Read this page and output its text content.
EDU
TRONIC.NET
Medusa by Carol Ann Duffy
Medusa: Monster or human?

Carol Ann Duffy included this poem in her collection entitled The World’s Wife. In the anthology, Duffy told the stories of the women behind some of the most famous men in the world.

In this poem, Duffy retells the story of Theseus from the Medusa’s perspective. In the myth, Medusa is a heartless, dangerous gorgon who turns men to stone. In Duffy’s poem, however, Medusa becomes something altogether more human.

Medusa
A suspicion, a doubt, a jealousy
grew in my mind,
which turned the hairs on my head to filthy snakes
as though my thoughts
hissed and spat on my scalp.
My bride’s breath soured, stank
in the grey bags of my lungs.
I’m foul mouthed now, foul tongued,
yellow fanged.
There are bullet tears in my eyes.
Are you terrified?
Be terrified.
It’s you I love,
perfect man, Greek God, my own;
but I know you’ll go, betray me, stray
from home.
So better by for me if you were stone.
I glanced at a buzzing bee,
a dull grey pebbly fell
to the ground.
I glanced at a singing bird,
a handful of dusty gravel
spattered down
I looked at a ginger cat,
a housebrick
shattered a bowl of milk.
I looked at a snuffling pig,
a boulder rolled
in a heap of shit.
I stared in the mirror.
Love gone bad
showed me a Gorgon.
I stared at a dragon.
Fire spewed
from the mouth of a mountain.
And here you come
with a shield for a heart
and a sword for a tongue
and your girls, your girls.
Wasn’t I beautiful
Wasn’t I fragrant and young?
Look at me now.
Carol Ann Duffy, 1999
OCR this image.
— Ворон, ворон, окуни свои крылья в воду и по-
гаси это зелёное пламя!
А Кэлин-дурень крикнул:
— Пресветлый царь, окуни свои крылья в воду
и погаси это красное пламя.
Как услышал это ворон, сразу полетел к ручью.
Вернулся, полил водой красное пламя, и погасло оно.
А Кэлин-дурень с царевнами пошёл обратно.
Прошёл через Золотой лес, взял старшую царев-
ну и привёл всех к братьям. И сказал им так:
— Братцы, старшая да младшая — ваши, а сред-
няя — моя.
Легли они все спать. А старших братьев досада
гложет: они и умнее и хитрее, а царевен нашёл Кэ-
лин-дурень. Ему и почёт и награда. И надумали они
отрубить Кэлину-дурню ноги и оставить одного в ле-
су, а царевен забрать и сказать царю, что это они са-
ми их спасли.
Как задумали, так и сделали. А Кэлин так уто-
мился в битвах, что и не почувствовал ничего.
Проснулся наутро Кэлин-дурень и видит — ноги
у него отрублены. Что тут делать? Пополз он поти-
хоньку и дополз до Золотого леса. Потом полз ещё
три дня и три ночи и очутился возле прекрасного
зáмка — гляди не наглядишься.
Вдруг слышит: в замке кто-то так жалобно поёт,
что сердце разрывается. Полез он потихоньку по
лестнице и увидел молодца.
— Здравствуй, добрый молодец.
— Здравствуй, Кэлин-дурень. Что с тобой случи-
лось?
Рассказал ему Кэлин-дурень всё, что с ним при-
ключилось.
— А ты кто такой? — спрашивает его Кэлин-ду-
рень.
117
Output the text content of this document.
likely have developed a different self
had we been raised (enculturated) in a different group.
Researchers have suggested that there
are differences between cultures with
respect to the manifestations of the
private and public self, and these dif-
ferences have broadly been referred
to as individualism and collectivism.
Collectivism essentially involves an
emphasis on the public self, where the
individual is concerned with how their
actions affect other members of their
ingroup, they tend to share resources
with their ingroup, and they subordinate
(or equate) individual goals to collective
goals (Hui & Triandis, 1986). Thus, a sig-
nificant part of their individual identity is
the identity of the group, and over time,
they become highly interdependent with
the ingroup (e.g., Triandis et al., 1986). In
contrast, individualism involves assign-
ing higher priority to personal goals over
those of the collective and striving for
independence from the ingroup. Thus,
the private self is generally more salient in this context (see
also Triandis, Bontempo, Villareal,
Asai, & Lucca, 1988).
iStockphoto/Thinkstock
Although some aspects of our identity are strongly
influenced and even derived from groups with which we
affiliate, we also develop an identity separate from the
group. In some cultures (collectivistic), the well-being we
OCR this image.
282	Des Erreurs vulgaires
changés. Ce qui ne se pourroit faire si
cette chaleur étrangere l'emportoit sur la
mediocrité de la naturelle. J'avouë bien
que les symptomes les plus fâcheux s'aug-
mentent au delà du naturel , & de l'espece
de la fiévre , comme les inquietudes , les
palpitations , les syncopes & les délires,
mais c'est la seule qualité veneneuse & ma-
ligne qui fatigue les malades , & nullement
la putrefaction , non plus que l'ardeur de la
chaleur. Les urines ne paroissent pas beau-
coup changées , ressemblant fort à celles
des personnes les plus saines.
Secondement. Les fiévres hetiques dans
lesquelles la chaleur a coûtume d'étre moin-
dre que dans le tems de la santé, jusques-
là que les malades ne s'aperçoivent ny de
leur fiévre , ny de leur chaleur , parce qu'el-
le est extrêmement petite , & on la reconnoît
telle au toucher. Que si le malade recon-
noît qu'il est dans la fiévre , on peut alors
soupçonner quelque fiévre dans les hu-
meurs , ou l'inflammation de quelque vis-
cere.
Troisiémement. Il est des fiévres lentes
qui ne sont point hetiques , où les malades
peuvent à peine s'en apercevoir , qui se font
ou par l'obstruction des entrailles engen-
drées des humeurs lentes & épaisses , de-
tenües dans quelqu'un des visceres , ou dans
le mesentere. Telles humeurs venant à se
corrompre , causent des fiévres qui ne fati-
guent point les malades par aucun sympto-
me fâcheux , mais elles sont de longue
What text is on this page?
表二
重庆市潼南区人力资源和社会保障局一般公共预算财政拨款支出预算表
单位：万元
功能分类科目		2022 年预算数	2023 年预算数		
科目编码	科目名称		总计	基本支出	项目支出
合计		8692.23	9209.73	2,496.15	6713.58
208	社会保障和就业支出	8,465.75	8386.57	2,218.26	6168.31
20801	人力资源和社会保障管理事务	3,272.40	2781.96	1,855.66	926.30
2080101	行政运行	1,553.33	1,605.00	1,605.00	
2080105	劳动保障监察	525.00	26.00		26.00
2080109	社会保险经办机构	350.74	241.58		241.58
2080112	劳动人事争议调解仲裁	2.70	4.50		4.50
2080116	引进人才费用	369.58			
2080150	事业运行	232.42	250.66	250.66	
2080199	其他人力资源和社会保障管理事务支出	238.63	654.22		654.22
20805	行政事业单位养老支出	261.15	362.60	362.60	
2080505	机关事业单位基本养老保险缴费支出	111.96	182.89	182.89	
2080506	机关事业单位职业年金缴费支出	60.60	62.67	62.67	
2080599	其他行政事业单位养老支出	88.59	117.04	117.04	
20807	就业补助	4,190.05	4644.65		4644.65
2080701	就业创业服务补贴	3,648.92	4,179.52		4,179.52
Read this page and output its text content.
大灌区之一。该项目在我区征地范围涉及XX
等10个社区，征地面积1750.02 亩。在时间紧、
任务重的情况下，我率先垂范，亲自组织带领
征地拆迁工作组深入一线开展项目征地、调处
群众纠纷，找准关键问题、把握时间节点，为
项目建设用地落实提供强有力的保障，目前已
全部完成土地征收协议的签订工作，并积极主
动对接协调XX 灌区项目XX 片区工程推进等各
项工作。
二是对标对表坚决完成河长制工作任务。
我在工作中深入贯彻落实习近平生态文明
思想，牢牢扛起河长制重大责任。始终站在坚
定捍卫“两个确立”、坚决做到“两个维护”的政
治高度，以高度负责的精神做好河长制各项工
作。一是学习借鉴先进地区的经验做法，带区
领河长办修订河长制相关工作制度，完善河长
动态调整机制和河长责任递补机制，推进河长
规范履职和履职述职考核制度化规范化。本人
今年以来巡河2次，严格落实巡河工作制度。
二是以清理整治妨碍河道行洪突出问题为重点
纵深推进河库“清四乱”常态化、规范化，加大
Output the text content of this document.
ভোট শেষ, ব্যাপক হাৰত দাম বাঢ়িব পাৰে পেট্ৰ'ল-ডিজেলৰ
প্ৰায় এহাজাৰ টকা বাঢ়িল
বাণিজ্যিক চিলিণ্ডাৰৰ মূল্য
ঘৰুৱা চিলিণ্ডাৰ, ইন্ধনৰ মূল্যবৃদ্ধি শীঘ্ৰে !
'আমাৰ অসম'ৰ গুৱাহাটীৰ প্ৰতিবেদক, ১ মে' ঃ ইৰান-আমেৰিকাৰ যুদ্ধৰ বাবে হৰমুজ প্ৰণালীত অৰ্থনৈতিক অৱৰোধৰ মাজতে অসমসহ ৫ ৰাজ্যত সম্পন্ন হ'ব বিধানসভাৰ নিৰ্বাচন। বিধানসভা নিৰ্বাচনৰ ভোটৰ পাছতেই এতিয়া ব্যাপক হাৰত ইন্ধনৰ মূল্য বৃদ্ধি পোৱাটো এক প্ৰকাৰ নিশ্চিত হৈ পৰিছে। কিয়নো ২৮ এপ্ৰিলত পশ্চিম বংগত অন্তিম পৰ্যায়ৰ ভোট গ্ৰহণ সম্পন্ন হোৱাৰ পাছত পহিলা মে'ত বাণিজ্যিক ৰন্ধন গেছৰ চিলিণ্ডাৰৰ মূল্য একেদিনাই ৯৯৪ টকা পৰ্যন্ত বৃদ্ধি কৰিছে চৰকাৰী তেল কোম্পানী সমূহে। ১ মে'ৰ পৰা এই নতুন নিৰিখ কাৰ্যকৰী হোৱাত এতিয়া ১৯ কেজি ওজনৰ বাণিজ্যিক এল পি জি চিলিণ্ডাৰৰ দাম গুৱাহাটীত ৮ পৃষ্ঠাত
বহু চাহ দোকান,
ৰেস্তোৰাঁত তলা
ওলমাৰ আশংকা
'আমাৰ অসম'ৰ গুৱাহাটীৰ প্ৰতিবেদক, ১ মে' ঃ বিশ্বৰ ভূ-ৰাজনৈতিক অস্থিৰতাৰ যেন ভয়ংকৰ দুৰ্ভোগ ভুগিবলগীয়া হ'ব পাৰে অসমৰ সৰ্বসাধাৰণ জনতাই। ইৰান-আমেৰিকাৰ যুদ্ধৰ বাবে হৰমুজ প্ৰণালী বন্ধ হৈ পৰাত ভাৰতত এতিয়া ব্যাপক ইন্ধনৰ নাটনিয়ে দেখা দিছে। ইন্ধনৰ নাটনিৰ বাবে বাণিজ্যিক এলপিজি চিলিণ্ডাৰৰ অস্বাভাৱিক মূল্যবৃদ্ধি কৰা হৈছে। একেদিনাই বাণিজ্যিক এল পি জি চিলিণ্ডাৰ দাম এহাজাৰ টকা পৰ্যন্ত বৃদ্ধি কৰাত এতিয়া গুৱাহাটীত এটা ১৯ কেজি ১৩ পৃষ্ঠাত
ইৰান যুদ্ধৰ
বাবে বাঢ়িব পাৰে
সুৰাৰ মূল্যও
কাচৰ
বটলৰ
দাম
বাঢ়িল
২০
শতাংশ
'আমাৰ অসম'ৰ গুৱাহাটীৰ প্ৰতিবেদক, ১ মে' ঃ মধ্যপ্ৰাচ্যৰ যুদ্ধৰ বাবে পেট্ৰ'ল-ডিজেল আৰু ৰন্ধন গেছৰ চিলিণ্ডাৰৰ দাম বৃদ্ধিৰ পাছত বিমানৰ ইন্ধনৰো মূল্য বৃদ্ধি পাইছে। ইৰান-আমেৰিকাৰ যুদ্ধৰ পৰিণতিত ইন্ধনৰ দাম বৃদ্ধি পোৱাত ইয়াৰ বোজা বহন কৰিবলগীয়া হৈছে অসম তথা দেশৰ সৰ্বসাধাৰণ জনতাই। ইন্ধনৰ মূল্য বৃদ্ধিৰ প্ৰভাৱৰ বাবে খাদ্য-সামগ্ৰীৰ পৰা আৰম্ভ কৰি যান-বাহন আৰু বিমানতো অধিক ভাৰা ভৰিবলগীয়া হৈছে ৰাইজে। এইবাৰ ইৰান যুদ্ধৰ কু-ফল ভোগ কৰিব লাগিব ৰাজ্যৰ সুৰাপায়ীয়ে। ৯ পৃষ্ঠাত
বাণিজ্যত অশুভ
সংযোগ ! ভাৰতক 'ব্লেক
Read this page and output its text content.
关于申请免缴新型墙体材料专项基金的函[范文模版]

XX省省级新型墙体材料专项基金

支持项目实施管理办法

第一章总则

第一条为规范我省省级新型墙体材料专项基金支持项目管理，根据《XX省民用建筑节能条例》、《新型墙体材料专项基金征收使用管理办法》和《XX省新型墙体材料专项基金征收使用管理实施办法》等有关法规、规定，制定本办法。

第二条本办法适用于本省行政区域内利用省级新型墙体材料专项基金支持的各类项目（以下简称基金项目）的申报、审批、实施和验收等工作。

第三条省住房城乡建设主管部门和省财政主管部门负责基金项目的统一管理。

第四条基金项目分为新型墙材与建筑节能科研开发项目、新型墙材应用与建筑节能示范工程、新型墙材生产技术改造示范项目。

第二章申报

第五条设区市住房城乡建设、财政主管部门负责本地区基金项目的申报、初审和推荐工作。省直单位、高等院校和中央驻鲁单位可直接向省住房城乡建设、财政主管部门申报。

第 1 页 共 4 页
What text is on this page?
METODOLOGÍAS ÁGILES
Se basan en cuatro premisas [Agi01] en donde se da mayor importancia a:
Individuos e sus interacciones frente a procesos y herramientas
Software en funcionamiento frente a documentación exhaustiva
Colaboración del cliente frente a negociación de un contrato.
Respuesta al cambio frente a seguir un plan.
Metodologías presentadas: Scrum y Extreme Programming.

==*==

# [Short problem]
List all lines in the material containing the string "collective".

# [Exercise result]
(or equate) individual goals to collective
those of the collective and striving for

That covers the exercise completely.